=== What this task involves ===
In the records below, pick out all lines containing the word "style".

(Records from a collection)

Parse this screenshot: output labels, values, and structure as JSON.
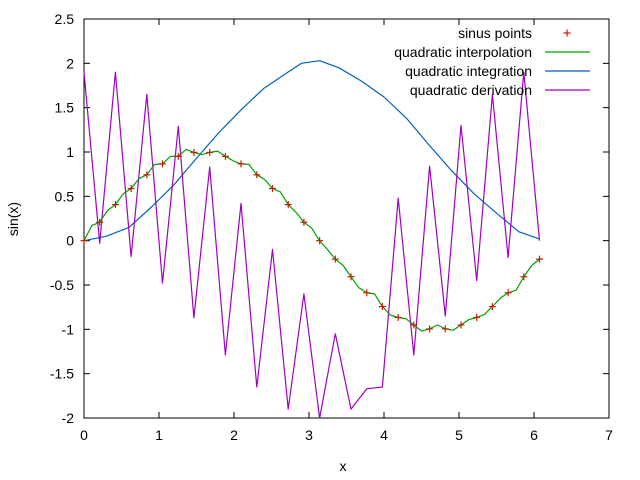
{
  "chart_data": {
    "type": "line",
    "xlabel": "x",
    "ylabel": "sin(x)",
    "xlim": [
      0,
      7
    ],
    "ylim": [
      -2,
      2.5
    ],
    "xticks": [
      "0",
      "1",
      "2",
      "3",
      "4",
      "5",
      "6",
      "7"
    ],
    "yticks": [
      "-2",
      "-1.5",
      "-1",
      "-0.5",
      "0",
      "0.5",
      "1",
      "1.5",
      "2",
      "2.5"
    ],
    "grid": false,
    "legend_position": "top-right",
    "series": [
      {
        "name": "sinus points",
        "style": "points",
        "color": "#c02000",
        "x": [
          0,
          0.209,
          0.419,
          0.628,
          0.838,
          1.047,
          1.257,
          1.466,
          1.676,
          1.885,
          2.094,
          2.304,
          2.513,
          2.723,
          2.932,
          3.142,
          3.351,
          3.56,
          3.77,
          3.979,
          4.189,
          4.398,
          4.608,
          4.817,
          5.027,
          5.236,
          5.445,
          5.655,
          5.864,
          6.074
        ],
        "y": [
          0,
          0.208,
          0.407,
          0.588,
          0.743,
          0.866,
          0.951,
          0.995,
          0.995,
          0.951,
          0.866,
          0.743,
          0.588,
          0.407,
          0.208,
          0,
          -0.208,
          -0.407,
          -0.588,
          -0.743,
          -0.866,
          -0.951,
          -0.995,
          -0.995,
          -0.951,
          -0.866,
          -0.743,
          -0.588,
          -0.407,
          -0.208
        ]
      },
      {
        "name": "quadratic interpolation",
        "style": "line",
        "color": "#00a000",
        "x": [
          0,
          0.105,
          0.209,
          0.314,
          0.419,
          0.524,
          0.628,
          0.733,
          0.838,
          0.942,
          1.047,
          1.152,
          1.257,
          1.361,
          1.466,
          1.571,
          1.676,
          1.78,
          1.885,
          1.99,
          2.094,
          2.199,
          2.304,
          2.409,
          2.513,
          2.618,
          2.723,
          2.827,
          2.932,
          3.037,
          3.142,
          3.246,
          3.351,
          3.456,
          3.56,
          3.665,
          3.77,
          3.875,
          3.979,
          4.084,
          4.189,
          4.293,
          4.398,
          4.503,
          4.608,
          4.712,
          4.817,
          4.922,
          5.027,
          5.131,
          5.236,
          5.341,
          5.445,
          5.55,
          5.655,
          5.76,
          5.864,
          5.969,
          6.074
        ],
        "y": [
          0,
          0.17,
          0.208,
          0.34,
          0.407,
          0.53,
          0.588,
          0.7,
          0.743,
          0.86,
          0.866,
          0.95,
          0.951,
          1.03,
          0.995,
          0.97,
          0.995,
          1.01,
          0.951,
          0.9,
          0.866,
          0.86,
          0.743,
          0.69,
          0.588,
          0.55,
          0.407,
          0.32,
          0.208,
          0.14,
          0,
          -0.1,
          -0.208,
          -0.28,
          -0.407,
          -0.53,
          -0.588,
          -0.6,
          -0.743,
          -0.84,
          -0.866,
          -0.88,
          -0.951,
          -1.02,
          -0.995,
          -0.95,
          -0.995,
          -1.01,
          -0.951,
          -0.89,
          -0.866,
          -0.83,
          -0.743,
          -0.65,
          -0.588,
          -0.56,
          -0.407,
          -0.28,
          -0.208
        ]
      },
      {
        "name": "quadratic integration",
        "style": "line",
        "color": "#0060c0",
        "x": [
          0,
          0.3,
          0.6,
          0.9,
          1.2,
          1.5,
          1.8,
          2.1,
          2.4,
          2.7,
          2.9,
          3.14,
          3.4,
          3.7,
          4.0,
          4.3,
          4.6,
          4.9,
          5.2,
          5.5,
          5.8,
          6.07
        ],
        "y": [
          0,
          0.05,
          0.15,
          0.38,
          0.63,
          0.93,
          1.22,
          1.48,
          1.72,
          1.89,
          2.0,
          2.03,
          1.95,
          1.8,
          1.62,
          1.38,
          1.08,
          0.79,
          0.53,
          0.31,
          0.1,
          0.02
        ]
      },
      {
        "name": "quadratic derivation",
        "style": "line",
        "color": "#a000c0",
        "x": [
          0,
          0.209,
          0.419,
          0.628,
          0.838,
          1.047,
          1.257,
          1.466,
          1.676,
          1.885,
          2.094,
          2.304,
          2.513,
          2.723,
          2.932,
          3.142,
          3.351,
          3.56,
          3.77,
          3.979,
          4.189,
          4.398,
          4.608,
          4.817,
          5.027,
          5.236,
          5.445,
          5.655,
          5.864,
          6.074
        ],
        "y": [
          1.9,
          -0.03,
          1.9,
          -0.18,
          1.65,
          -0.48,
          1.29,
          -0.87,
          0.83,
          -1.29,
          0.42,
          -1.65,
          -0.1,
          -1.9,
          -0.6,
          -2.0,
          -1.05,
          -1.9,
          -1.67,
          -1.65,
          0.48,
          -1.29,
          0.84,
          -0.85,
          1.3,
          -0.45,
          1.65,
          -0.19,
          1.9,
          0.0
        ]
      }
    ]
  }
}
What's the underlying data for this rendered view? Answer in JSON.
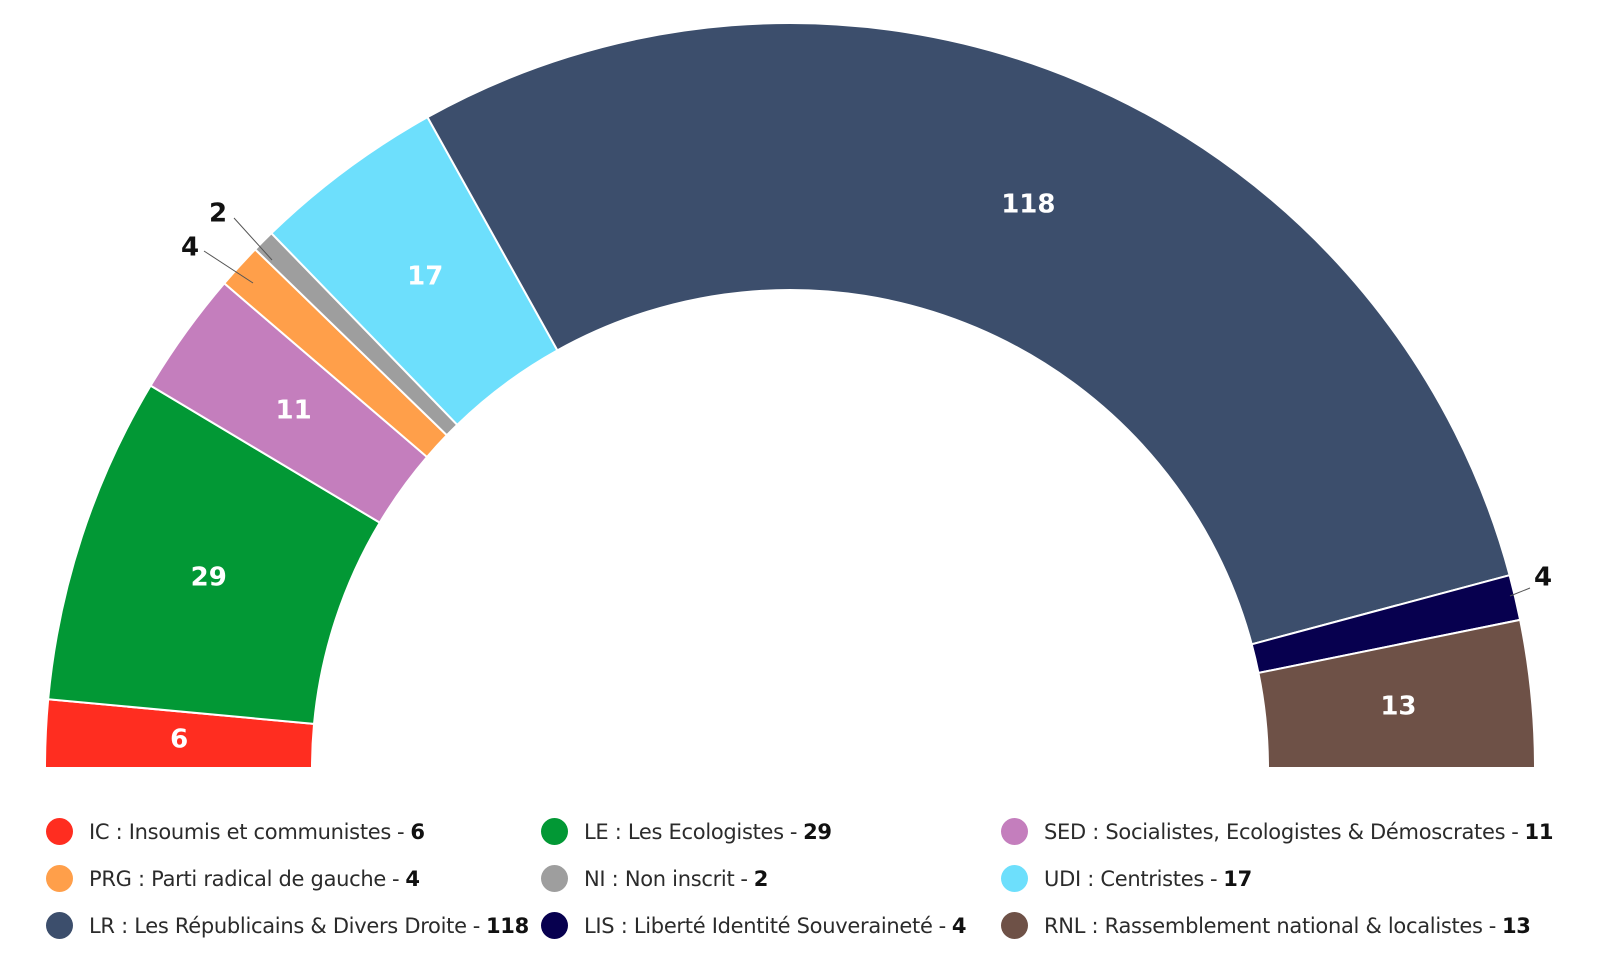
{
  "chart_data": {
    "type": "pie",
    "style": "semicircle-parliament",
    "title": "",
    "categories": [
      "IC : Insoumis et communistes",
      "LE : Les Ecologistes",
      "SED : Socialistes, Ecologistes & Démoscrates",
      "PRG : Parti radical de gauche",
      "NI : Non inscrit",
      "UDI : Centristes",
      "LR : Les Républicains & Divers Droite",
      "LIS : Liberté Identité Souveraineté",
      "RNL : Rassemblement national & localistes"
    ],
    "values": [
      6,
      29,
      11,
      4,
      2,
      17,
      118,
      4,
      13
    ],
    "colors": [
      "#ff2d20",
      "#029835",
      "#c47ebd",
      "#ff9f4a",
      "#9e9e9e",
      "#6ddffc",
      "#3c4e6c",
      "#07004f",
      "#6e5147"
    ],
    "value_labels": [
      "6",
      "29",
      "11",
      "4",
      "2",
      "17",
      "118",
      "4",
      "13"
    ],
    "separator": "-",
    "legend_position": "bottom",
    "legend_columns": 3
  }
}
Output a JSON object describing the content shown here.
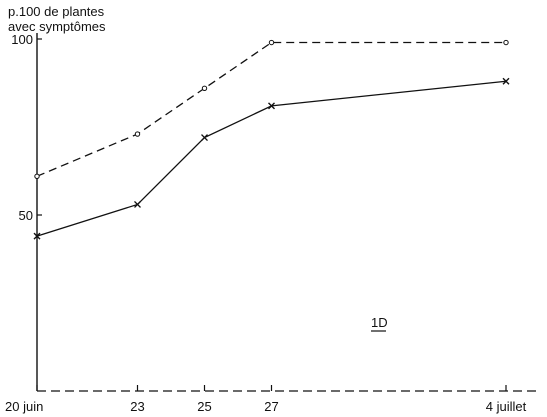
{
  "chart_data": {
    "type": "line",
    "ylabel_lines": [
      "p.100 de plantes",
      "avec symptômes"
    ],
    "xlabel": "",
    "x": [
      20,
      23,
      25,
      27,
      34
    ],
    "xtick_values": [
      20,
      23,
      25,
      27,
      34
    ],
    "xtick_labels": [
      "20 juin",
      "23",
      "25",
      "27",
      "4 juillet"
    ],
    "ytick_values": [
      50,
      100
    ],
    "ytick_labels": [
      "50",
      "100"
    ],
    "xlim": [
      20,
      34
    ],
    "ylim": [
      0,
      100
    ],
    "panel_label": "1D",
    "legend": "none",
    "grid": false,
    "series": [
      {
        "style": "dashed",
        "marker": "circle",
        "values": [
          61,
          73,
          86,
          99,
          99
        ]
      },
      {
        "style": "solid",
        "marker": "cross",
        "values": [
          44,
          53,
          72,
          81,
          88
        ]
      }
    ]
  }
}
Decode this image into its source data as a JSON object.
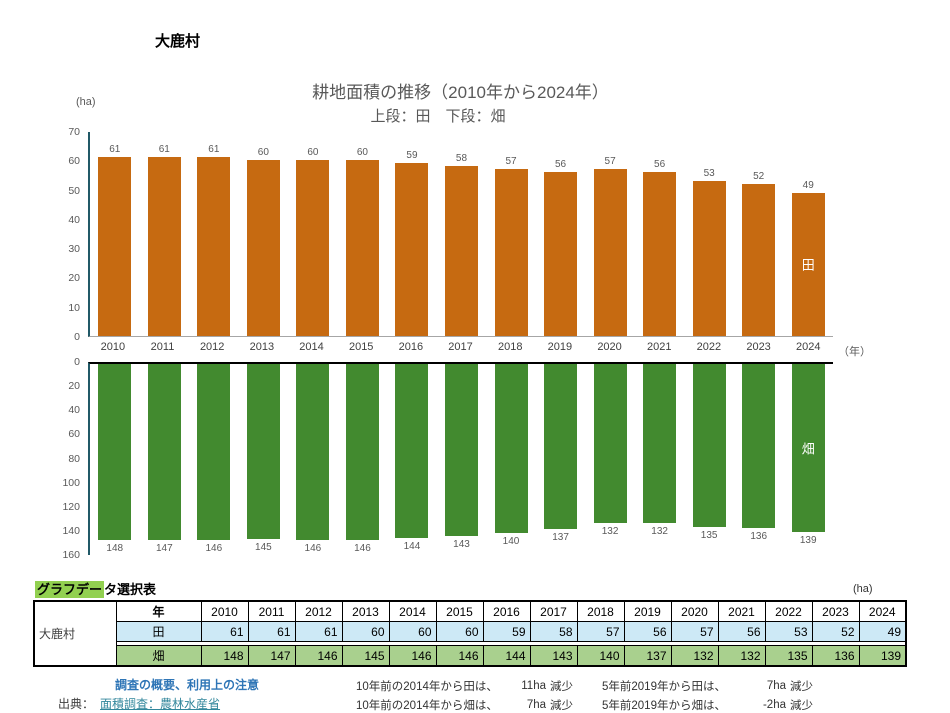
{
  "page": {
    "village": "大鹿村",
    "year_axis_label": "（年）"
  },
  "chart_data": {
    "type": "bar",
    "title": "耕地面積の推移（2010年から2024年）",
    "subtitle": "上段：田　下段：畑",
    "unit": "(ha)",
    "xlabel": "（年）",
    "grid": false,
    "legend_position": "inside-last-bar",
    "categories": [
      "2010",
      "2011",
      "2012",
      "2013",
      "2014",
      "2015",
      "2016",
      "2017",
      "2018",
      "2019",
      "2020",
      "2021",
      "2022",
      "2023",
      "2024"
    ],
    "series": [
      {
        "name": "田",
        "values": [
          61,
          61,
          61,
          60,
          60,
          60,
          59,
          58,
          57,
          56,
          57,
          56,
          53,
          52,
          49
        ],
        "color": "#C66A11",
        "ylim": [
          0,
          70
        ],
        "ticks": [
          0,
          10,
          20,
          30,
          40,
          50,
          60,
          70
        ],
        "inverted": false
      },
      {
        "name": "畑",
        "values": [
          148,
          147,
          146,
          145,
          146,
          146,
          144,
          143,
          140,
          137,
          132,
          132,
          135,
          136,
          139
        ],
        "color": "#428A2F",
        "ylim": [
          0,
          160
        ],
        "ticks": [
          0,
          20,
          40,
          60,
          80,
          100,
          120,
          140,
          160
        ],
        "inverted": true
      }
    ]
  },
  "table": {
    "title_highlight": "グラフデー",
    "title_rest": "タ選択表",
    "unit": "(ha)",
    "village": "大鹿村",
    "year_label": "年",
    "years": [
      "2010",
      "2011",
      "2012",
      "2013",
      "2014",
      "2015",
      "2016",
      "2017",
      "2018",
      "2019",
      "2020",
      "2021",
      "2022",
      "2023",
      "2024"
    ],
    "rows": [
      {
        "label": "田",
        "values": [
          61,
          61,
          61,
          60,
          60,
          60,
          59,
          58,
          57,
          56,
          57,
          56,
          53,
          52,
          49
        ]
      },
      {
        "label": "畑",
        "values": [
          148,
          147,
          146,
          145,
          146,
          146,
          144,
          143,
          140,
          137,
          132,
          132,
          135,
          136,
          139
        ]
      }
    ]
  },
  "footer": {
    "survey_link": "調査の概要、利用上の注意",
    "source_label": "出典：",
    "source_link": "面積調査：農林水産省",
    "notes": [
      [
        "10年前の2014年から田は、",
        "11ha",
        "減少",
        "5年前2019年から田は、",
        "7ha",
        "減少"
      ],
      [
        "10年前の2014年から畑は、",
        "7ha",
        "減少",
        "5年前2019年から畑は、",
        "-2ha",
        "減少"
      ]
    ]
  }
}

=== Task response ===
        "style": "points",
        "style": "line",
        "style": "line",
        "style": "line",
    "style": "semicircle-parliament",
        "style": "dashed",
        "style": "solid",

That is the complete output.